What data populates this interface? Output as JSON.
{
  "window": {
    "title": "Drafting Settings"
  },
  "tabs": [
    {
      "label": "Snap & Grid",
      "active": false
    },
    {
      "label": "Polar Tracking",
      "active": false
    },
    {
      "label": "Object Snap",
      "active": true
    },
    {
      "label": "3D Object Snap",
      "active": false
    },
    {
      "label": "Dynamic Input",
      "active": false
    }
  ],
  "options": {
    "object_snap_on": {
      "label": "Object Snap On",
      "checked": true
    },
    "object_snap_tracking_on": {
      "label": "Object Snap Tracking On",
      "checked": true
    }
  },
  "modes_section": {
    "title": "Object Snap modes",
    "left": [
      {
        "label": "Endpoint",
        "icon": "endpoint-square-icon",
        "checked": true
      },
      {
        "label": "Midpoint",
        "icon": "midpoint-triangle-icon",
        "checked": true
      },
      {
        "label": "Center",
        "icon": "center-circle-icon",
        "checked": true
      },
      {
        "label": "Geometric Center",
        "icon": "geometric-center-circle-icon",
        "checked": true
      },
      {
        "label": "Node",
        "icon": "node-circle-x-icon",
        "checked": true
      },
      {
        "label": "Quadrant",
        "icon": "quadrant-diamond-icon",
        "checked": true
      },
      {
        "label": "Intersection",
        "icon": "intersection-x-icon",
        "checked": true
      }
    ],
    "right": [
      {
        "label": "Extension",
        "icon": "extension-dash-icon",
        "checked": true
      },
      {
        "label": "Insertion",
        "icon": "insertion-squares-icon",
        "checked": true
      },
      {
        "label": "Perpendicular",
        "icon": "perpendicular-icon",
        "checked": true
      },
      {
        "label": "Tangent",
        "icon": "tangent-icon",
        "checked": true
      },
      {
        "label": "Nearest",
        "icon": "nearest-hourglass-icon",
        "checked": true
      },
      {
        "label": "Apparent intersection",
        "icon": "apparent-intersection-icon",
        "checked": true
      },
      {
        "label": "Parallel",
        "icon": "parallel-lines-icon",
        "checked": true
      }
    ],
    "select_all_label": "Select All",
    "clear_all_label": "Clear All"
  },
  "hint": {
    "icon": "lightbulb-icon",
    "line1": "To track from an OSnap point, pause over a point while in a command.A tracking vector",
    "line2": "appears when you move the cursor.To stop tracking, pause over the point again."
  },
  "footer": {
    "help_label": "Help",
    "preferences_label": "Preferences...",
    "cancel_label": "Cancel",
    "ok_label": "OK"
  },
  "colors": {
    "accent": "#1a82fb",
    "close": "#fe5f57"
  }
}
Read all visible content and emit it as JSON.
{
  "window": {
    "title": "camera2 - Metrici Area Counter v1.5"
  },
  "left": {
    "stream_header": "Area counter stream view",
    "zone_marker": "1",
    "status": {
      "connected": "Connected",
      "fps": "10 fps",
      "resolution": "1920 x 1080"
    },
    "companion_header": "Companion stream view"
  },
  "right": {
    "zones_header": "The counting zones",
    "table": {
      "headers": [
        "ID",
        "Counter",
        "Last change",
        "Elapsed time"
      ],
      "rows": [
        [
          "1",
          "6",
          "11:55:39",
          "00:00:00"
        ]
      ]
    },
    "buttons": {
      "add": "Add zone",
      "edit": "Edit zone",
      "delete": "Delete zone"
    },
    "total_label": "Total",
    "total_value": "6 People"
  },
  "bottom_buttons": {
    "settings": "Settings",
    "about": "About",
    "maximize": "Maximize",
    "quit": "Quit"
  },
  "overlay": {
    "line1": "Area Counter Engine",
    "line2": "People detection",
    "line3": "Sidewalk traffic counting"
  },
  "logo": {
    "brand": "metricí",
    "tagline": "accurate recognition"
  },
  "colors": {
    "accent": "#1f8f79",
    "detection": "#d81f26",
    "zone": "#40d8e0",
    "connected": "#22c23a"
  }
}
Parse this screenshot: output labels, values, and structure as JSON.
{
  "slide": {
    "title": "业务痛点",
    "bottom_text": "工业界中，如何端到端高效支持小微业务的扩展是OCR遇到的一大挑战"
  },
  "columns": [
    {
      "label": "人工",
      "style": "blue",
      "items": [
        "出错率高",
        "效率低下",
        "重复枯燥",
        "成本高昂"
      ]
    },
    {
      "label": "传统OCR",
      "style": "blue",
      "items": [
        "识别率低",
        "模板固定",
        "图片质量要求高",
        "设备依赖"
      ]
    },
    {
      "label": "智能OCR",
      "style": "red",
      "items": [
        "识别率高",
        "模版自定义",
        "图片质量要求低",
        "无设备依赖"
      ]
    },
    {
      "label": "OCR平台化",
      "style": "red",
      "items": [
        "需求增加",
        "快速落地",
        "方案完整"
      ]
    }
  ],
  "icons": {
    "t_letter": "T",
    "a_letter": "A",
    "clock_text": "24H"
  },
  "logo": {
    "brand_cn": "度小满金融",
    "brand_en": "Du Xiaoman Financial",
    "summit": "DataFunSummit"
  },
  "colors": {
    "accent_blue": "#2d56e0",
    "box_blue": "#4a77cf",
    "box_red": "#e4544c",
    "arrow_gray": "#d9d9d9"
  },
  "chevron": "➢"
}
════
### [TASK DETAILS]
For each line in the data above that contains the string "circle", extract the line.

### [WRITTEN ANSWER]
        "icon": "center-circle-icon",
        "icon": "geometric-center-circle-icon",
        "icon": "node-circle-x-icon",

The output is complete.